Layout dataset entries:
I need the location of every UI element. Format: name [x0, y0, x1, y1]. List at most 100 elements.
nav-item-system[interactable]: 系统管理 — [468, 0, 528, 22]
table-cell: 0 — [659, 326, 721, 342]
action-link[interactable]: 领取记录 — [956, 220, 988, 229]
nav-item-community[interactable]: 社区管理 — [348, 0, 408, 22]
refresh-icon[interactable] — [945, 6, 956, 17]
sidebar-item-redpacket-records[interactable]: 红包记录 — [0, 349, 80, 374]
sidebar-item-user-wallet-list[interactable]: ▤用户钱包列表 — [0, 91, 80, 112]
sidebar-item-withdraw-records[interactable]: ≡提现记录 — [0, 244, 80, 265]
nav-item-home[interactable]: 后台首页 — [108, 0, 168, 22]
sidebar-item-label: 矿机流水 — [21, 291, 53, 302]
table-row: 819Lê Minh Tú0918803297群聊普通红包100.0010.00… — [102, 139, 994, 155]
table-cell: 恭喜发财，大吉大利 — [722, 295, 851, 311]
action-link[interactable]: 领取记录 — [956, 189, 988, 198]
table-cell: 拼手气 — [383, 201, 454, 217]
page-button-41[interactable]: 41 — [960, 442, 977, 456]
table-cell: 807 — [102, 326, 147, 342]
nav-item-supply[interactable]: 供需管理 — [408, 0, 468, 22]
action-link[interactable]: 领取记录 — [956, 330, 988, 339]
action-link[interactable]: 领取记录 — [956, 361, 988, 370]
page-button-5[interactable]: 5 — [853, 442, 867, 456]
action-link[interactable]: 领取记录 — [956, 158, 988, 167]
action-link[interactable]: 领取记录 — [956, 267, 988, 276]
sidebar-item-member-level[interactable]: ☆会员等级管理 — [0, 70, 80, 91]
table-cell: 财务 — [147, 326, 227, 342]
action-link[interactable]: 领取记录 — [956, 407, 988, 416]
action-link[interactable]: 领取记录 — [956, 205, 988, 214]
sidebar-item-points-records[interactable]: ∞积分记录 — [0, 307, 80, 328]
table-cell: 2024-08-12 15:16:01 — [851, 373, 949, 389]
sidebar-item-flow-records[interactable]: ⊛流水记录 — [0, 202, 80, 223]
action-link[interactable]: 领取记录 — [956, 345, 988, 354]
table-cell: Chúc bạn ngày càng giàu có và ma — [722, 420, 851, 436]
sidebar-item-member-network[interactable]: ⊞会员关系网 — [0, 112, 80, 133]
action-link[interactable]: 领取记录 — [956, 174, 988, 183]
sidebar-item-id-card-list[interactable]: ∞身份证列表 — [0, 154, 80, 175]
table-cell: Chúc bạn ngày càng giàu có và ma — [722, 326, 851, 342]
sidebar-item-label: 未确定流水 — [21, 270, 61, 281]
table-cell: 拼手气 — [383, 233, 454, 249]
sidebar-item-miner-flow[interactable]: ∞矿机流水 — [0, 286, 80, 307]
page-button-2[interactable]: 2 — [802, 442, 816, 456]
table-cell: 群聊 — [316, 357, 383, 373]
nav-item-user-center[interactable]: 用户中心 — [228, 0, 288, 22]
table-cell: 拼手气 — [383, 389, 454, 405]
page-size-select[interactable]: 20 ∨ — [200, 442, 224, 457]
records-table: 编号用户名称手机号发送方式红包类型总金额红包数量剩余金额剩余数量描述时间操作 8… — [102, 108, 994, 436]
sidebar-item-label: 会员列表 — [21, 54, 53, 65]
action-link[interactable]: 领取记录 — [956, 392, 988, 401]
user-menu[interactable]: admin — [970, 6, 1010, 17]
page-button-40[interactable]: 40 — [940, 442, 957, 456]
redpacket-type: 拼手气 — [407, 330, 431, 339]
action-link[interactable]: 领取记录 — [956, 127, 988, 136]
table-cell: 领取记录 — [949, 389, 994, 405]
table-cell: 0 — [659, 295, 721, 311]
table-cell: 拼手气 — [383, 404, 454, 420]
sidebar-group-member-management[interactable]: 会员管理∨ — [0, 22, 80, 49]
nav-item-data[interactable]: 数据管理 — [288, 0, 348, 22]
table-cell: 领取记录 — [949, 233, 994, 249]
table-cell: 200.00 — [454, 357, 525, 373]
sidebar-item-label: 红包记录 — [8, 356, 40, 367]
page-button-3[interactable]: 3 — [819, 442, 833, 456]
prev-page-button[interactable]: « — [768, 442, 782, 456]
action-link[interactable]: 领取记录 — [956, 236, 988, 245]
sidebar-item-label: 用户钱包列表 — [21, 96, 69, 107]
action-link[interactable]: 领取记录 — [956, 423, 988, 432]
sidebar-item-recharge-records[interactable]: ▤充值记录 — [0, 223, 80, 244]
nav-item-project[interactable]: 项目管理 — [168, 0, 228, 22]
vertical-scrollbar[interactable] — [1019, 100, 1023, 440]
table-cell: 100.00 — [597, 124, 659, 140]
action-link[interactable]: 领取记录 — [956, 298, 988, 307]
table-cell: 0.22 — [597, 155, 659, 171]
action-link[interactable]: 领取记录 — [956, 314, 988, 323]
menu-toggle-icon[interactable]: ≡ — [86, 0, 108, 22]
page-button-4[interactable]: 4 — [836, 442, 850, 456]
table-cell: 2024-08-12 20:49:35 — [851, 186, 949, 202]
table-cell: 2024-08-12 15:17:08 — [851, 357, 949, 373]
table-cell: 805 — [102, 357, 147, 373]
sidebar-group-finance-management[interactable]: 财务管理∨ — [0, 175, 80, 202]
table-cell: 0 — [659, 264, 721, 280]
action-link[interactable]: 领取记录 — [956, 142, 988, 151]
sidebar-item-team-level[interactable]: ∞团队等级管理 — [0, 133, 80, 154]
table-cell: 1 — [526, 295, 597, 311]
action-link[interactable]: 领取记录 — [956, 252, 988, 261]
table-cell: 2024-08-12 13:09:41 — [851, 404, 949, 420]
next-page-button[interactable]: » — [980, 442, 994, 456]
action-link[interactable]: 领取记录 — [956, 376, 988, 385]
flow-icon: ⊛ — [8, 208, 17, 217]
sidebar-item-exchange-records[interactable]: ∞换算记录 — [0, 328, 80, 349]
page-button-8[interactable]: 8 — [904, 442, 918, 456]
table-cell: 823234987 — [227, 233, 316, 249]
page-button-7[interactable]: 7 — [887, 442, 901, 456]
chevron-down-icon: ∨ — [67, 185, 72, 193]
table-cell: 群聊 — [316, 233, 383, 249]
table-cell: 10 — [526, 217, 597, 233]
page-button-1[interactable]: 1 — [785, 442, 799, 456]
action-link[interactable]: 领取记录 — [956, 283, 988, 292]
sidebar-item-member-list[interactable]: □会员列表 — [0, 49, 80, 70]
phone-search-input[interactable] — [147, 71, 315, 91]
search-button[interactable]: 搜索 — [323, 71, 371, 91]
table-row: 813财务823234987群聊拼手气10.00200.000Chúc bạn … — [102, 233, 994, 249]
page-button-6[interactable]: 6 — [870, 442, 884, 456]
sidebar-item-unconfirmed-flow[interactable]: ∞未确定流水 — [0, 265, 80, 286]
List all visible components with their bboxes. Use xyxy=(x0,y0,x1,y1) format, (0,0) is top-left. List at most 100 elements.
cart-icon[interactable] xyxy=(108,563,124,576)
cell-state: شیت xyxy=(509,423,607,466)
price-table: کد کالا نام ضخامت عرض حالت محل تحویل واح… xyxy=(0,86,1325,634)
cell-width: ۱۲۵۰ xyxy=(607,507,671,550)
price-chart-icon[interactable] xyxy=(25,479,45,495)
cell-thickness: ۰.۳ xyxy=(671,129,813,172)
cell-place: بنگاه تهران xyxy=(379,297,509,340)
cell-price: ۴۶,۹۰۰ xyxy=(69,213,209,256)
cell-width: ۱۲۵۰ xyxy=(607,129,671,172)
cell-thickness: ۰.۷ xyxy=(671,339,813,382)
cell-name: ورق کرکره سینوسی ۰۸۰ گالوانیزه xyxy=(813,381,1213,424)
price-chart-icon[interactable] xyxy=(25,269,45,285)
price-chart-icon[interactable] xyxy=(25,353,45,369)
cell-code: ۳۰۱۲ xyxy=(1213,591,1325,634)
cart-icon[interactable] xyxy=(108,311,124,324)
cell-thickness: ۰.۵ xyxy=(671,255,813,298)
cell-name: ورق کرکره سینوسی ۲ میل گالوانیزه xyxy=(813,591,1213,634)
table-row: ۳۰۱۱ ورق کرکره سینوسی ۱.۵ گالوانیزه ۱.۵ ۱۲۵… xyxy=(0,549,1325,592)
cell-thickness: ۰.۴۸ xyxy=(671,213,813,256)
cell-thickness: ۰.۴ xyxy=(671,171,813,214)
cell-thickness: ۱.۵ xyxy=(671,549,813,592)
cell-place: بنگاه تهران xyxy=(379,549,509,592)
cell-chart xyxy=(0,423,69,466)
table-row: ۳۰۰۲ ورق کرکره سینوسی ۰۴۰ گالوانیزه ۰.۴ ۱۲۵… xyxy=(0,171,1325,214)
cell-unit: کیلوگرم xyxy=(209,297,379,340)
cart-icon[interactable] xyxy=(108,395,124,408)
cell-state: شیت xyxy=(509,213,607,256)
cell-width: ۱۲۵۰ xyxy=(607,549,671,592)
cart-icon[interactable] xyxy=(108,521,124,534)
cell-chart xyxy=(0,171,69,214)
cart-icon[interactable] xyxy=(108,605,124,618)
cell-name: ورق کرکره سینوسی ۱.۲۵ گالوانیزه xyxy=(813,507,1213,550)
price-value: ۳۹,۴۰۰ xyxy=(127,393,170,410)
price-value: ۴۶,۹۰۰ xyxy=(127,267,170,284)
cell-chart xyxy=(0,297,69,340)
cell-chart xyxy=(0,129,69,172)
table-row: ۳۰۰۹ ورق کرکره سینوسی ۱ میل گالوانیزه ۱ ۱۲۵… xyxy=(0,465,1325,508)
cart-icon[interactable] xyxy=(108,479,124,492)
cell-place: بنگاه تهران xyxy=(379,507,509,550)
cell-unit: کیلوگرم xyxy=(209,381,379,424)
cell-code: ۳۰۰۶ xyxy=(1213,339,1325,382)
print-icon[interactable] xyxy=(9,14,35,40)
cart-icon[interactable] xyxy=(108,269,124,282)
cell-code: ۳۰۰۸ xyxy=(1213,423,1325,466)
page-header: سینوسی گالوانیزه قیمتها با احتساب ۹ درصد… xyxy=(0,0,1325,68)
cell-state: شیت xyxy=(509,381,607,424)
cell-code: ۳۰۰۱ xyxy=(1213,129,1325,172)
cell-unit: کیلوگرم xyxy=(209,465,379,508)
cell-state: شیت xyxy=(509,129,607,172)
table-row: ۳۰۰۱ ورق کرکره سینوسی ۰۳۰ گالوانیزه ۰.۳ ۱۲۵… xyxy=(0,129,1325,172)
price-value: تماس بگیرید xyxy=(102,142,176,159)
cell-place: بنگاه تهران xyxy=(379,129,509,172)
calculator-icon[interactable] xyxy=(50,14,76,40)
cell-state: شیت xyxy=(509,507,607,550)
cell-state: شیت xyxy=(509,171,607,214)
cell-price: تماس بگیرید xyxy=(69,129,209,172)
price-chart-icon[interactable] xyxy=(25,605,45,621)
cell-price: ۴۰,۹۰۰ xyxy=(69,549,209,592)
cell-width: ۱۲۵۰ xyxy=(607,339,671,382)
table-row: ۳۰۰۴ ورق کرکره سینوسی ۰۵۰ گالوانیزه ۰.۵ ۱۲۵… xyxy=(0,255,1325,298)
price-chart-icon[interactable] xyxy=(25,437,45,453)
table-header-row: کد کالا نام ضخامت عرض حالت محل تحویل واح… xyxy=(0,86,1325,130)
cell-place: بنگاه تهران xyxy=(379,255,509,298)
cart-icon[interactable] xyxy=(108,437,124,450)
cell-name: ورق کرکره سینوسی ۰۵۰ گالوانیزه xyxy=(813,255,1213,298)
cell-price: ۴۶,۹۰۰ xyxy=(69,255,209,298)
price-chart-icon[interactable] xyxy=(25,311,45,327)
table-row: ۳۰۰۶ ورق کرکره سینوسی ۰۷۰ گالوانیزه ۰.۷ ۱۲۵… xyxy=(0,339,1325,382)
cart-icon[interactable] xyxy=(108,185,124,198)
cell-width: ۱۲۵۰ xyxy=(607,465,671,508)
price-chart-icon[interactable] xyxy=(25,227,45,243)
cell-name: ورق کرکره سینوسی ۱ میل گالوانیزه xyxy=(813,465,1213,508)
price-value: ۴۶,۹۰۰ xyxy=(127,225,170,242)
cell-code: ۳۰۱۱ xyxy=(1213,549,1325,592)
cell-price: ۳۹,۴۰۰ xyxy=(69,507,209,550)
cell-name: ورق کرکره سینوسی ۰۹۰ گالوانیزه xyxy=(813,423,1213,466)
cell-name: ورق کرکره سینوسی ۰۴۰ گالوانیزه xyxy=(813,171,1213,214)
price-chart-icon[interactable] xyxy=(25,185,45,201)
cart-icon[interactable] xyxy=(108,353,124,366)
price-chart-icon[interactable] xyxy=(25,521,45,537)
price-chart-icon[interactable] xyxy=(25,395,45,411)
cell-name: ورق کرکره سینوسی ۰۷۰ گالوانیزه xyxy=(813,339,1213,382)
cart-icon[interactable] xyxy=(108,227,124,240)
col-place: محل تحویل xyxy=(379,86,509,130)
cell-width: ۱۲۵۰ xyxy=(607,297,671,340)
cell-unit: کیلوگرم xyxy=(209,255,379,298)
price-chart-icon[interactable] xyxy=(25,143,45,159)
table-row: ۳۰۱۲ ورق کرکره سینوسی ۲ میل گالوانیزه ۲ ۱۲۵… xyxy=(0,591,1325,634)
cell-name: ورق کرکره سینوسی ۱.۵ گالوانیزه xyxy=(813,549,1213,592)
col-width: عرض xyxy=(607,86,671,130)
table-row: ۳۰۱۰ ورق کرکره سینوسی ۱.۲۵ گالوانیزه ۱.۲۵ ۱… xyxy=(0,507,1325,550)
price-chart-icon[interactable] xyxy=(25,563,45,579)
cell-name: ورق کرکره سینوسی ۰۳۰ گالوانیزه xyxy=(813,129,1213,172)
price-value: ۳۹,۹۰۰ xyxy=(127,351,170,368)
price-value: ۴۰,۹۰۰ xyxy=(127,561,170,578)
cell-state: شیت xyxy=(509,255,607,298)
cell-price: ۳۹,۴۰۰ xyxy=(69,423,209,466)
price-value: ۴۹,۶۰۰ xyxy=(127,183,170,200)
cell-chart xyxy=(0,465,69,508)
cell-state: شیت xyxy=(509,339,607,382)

WHAT THE EXERCISE ASKS:
Repeat the data word for word, from its first line through the line that contains "nav-item-community[interactable]: 社区管理 —", including both of those lines.

SOLUTION:
I need the location of every UI element. Format: name [x0, y0, x1, y1]. List at most 100 elements.
nav-item-system[interactable]: 系统管理 — [468, 0, 528, 22]
table-cell: 0 — [659, 326, 721, 342]
action-link[interactable]: 领取记录 — [956, 220, 988, 229]
nav-item-community[interactable]: 社区管理 — [348, 0, 408, 22]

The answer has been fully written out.